# [Given exercise]
Transcribe every line of the items below verbatim, with nothing added, dropped, or changed.
-- START --
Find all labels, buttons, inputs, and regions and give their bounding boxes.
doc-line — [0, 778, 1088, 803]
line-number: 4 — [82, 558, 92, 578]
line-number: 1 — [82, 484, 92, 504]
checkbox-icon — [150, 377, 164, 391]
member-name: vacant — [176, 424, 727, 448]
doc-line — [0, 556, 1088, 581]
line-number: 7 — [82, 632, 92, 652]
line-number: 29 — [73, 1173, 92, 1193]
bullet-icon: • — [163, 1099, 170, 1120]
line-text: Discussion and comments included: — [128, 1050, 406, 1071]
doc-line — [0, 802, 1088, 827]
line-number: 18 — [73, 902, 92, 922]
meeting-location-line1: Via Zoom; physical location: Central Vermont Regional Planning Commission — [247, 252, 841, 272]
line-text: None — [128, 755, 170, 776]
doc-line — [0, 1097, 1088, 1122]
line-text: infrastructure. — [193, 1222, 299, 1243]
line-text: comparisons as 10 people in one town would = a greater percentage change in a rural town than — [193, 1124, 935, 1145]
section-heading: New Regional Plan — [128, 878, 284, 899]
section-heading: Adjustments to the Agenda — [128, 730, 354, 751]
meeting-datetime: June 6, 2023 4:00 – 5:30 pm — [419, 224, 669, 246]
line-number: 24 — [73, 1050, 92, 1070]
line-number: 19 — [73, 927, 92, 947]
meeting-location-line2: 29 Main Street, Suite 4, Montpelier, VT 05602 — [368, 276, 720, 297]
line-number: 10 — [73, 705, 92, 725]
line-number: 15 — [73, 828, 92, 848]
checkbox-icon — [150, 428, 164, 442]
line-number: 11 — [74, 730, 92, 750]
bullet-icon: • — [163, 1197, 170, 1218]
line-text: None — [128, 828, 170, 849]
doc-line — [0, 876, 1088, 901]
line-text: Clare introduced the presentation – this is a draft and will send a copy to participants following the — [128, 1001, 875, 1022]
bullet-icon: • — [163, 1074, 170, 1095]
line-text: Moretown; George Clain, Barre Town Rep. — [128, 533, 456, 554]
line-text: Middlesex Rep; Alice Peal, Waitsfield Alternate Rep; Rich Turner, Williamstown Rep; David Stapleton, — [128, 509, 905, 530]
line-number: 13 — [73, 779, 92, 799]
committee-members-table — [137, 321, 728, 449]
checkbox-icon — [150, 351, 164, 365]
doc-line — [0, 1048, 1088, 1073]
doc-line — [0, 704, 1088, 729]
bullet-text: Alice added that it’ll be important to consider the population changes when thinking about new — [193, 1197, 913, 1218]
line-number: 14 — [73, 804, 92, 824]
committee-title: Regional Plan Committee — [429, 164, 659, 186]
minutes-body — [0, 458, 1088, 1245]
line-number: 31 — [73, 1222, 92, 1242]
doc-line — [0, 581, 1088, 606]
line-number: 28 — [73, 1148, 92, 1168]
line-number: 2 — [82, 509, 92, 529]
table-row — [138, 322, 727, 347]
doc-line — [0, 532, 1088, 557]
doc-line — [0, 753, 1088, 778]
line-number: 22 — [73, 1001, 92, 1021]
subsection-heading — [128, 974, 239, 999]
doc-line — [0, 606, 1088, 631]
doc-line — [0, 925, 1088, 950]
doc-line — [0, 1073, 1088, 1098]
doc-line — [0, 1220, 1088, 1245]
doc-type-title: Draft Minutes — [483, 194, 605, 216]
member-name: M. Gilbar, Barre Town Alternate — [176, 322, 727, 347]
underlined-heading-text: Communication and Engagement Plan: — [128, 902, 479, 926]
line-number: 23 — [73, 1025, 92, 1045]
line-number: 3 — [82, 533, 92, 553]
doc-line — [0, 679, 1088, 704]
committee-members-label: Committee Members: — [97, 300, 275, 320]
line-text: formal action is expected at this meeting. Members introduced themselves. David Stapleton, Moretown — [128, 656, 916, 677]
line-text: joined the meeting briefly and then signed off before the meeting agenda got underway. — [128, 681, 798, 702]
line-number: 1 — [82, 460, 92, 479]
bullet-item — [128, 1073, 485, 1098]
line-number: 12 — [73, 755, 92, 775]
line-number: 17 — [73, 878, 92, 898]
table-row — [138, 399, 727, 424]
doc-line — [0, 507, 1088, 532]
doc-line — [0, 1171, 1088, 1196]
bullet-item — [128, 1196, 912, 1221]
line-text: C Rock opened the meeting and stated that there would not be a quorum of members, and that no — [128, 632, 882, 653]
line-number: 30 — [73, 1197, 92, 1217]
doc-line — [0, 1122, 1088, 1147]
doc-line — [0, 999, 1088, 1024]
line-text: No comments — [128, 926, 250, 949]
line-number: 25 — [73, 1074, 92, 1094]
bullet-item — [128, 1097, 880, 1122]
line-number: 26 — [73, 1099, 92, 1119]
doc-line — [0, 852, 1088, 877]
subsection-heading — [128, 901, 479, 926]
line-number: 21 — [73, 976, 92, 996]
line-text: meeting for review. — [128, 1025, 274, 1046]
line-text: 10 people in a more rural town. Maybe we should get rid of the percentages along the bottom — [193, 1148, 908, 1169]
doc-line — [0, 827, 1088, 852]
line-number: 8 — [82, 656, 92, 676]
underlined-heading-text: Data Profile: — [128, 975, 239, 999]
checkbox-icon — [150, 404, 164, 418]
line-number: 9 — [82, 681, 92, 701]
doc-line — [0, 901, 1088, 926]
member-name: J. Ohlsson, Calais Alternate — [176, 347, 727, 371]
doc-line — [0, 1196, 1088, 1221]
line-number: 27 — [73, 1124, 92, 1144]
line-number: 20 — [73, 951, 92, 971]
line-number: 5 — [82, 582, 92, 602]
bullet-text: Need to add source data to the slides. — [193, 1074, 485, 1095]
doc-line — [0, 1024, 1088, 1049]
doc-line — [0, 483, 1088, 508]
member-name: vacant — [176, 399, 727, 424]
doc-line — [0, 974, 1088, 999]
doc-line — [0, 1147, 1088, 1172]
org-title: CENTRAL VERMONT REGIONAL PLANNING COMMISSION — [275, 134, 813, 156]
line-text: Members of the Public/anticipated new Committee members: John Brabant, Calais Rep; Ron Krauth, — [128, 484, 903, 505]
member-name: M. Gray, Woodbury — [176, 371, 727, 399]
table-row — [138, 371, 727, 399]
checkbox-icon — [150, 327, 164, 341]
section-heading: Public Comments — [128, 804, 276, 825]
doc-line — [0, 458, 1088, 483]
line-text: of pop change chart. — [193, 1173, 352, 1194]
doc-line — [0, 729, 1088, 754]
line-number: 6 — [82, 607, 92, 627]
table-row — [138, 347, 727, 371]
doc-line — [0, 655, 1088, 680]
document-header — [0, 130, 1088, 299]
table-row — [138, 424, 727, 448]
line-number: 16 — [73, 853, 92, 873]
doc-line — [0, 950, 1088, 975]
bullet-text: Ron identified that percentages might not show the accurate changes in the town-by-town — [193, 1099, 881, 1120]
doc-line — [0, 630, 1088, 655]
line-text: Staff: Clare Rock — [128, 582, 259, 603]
-- END --
# [Exercise solution]
Find all labels, buttons, inputs, and regions and give their bounding boxes.
doc-line — [0, 778, 1088, 803]
line-number: 4 — [82, 558, 92, 578]
line-number: 1 — [82, 484, 92, 504]
checkbox-icon — [150, 377, 164, 391]
member-name: vacant — [176, 424, 727, 448]
doc-line — [0, 556, 1088, 581]
line-number: 7 — [82, 632, 92, 652]
line-number: 29 — [73, 1173, 92, 1193]
bullet-icon: • — [163, 1099, 170, 1120]
line-text: Discussion and comments included: — [128, 1050, 406, 1071]
doc-line — [0, 802, 1088, 827]
line-number: 18 — [73, 902, 92, 922]
meeting-location-line1: Via Zoom; physical location: Central Vermont Regional Planning Commission — [247, 252, 841, 272]
line-text: None — [128, 755, 170, 776]
doc-line — [0, 1097, 1088, 1122]
line-text: infrastructure. — [193, 1222, 299, 1243]
line-text: comparisons as 10 people in one town would = a greater percentage change in a rural town than — [193, 1124, 935, 1145]
section-heading: New Regional Plan — [128, 878, 284, 899]
section-heading: Adjustments to the Agenda — [128, 730, 354, 751]
meeting-datetime: June 6, 2023 4:00 – 5:30 pm — [419, 224, 669, 246]
line-number: 24 — [73, 1050, 92, 1070]
line-number: 19 — [73, 927, 92, 947]
meeting-location-line2: 29 Main Street, Suite 4, Montpelier, VT 05602 — [368, 276, 720, 297]
line-number: 10 — [73, 705, 92, 725]
line-number: 15 — [73, 828, 92, 848]
checkbox-icon — [150, 428, 164, 442]
line-number: 11 — [74, 730, 92, 750]
bullet-icon: • — [163, 1197, 170, 1218]
line-text: None — [128, 828, 170, 849]
doc-line — [0, 876, 1088, 901]
line-text: Clare introduced the presentation – this is a draft and will send a copy to participants following the — [128, 1001, 875, 1022]
bullet-icon: • — [163, 1074, 170, 1095]
line-text: Moretown; George Clain, Barre Town Rep. — [128, 533, 456, 554]
line-text: Middlesex Rep; Alice Peal, Waitsfield Alternate Rep; Rich Turner, Williamstown Rep; David Stapleton, — [128, 509, 905, 530]
line-number: 13 — [73, 779, 92, 799]
committee-members-table — [137, 321, 728, 449]
checkbox-icon — [150, 351, 164, 365]
doc-line — [0, 1048, 1088, 1073]
doc-line — [0, 704, 1088, 729]
bullet-text: Alice added that it’ll be important to consider the population changes when thinking about new — [193, 1197, 913, 1218]
line-number: 14 — [73, 804, 92, 824]
committee-title: Regional Plan Committee — [429, 164, 659, 186]
minutes-body — [0, 458, 1088, 1245]
line-number: 31 — [73, 1222, 92, 1242]
doc-line — [0, 581, 1088, 606]
line-number: 28 — [73, 1148, 92, 1168]
line-number: 2 — [82, 509, 92, 529]
table-row — [138, 322, 727, 347]
doc-line — [0, 532, 1088, 557]
doc-line — [0, 753, 1088, 778]
line-number: 22 — [73, 1001, 92, 1021]
subsection-heading — [128, 974, 239, 999]
doc-line — [0, 606, 1088, 631]
doc-line — [0, 925, 1088, 950]
doc-line — [0, 1073, 1088, 1098]
doc-line — [0, 1220, 1088, 1245]
doc-type-title: Draft Minutes — [483, 194, 605, 216]
member-name: M. Gilbar, Barre Town Alternate — [176, 322, 727, 347]
underlined-heading-text: Communication and Engagement Plan: — [128, 902, 479, 926]
line-number: 23 — [73, 1025, 92, 1045]
line-number: 3 — [82, 533, 92, 553]
doc-line — [0, 679, 1088, 704]
committee-members-label: Committee Members: — [97, 300, 275, 320]
line-text: formal action is expected at this meeting. Members introduced themselves. David Stapleton, Moretown — [128, 656, 916, 677]
line-text: joined the meeting briefly and then signed off before the meeting agenda got underway. — [128, 681, 798, 702]
line-number: 1 — [82, 460, 92, 479]
bullet-item — [128, 1073, 485, 1098]
line-number: 12 — [73, 755, 92, 775]
line-number: 17 — [73, 878, 92, 898]
table-row — [138, 399, 727, 424]
doc-line — [0, 507, 1088, 532]
doc-line — [0, 1171, 1088, 1196]
bullet-item — [128, 1196, 912, 1221]
line-text: C Rock opened the meeting and stated that there would not be a quorum of members, and that no — [128, 632, 882, 653]
line-number: 30 — [73, 1197, 92, 1217]
doc-line — [0, 1122, 1088, 1147]
doc-line — [0, 999, 1088, 1024]
line-text: No comments — [128, 926, 250, 949]
line-number: 25 — [73, 1074, 92, 1094]
bullet-item — [128, 1097, 880, 1122]
line-number: 26 — [73, 1099, 92, 1119]
doc-line — [0, 852, 1088, 877]
subsection-heading — [128, 901, 479, 926]
line-number: 21 — [73, 976, 92, 996]
line-text: meeting for review. — [128, 1025, 274, 1046]
line-text: 10 people in a more rural town. Maybe we should get rid of the percentages along the bottom — [193, 1148, 908, 1169]
doc-line — [0, 827, 1088, 852]
line-number: 8 — [82, 656, 92, 676]
underlined-heading-text: Data Profile: — [128, 975, 239, 999]
checkbox-icon — [150, 404, 164, 418]
line-number: 9 — [82, 681, 92, 701]
doc-line — [0, 901, 1088, 926]
member-name: J. Ohlsson, Calais Alternate — [176, 347, 727, 371]
doc-line — [0, 1196, 1088, 1221]
line-number: 27 — [73, 1124, 92, 1144]
line-number: 20 — [73, 951, 92, 971]
line-number: 5 — [82, 582, 92, 602]
bullet-text: Need to add source data to the slides. — [193, 1074, 485, 1095]
doc-line — [0, 1024, 1088, 1049]
doc-line — [0, 483, 1088, 508]
member-name: vacant — [176, 399, 727, 424]
doc-line — [0, 974, 1088, 999]
doc-line — [0, 1147, 1088, 1172]
org-title: CENTRAL VERMONT REGIONAL PLANNING COMMISSION — [275, 134, 813, 156]
line-text: Members of the Public/anticipated new Committee members: John Brabant, Calais Rep; Ron Krauth, — [128, 484, 903, 505]
member-name: M. Gray, Woodbury — [176, 371, 727, 399]
table-row — [138, 371, 727, 399]
checkbox-icon — [150, 327, 164, 341]
section-heading: Public Comments — [128, 804, 276, 825]
doc-line — [0, 458, 1088, 483]
line-text: of pop change chart. — [193, 1173, 352, 1194]
doc-line — [0, 729, 1088, 754]
line-number: 6 — [82, 607, 92, 627]
table-row — [138, 347, 727, 371]
doc-line — [0, 655, 1088, 680]
document-header — [0, 130, 1088, 299]
table-row — [138, 424, 727, 448]
line-number: 16 — [73, 853, 92, 873]
doc-line — [0, 950, 1088, 975]
bullet-text: Ron identified that percentages might not show the accurate changes in the town-by-town — [193, 1099, 881, 1120]
doc-line — [0, 630, 1088, 655]
line-text: Staff: Clare Rock — [128, 582, 259, 603]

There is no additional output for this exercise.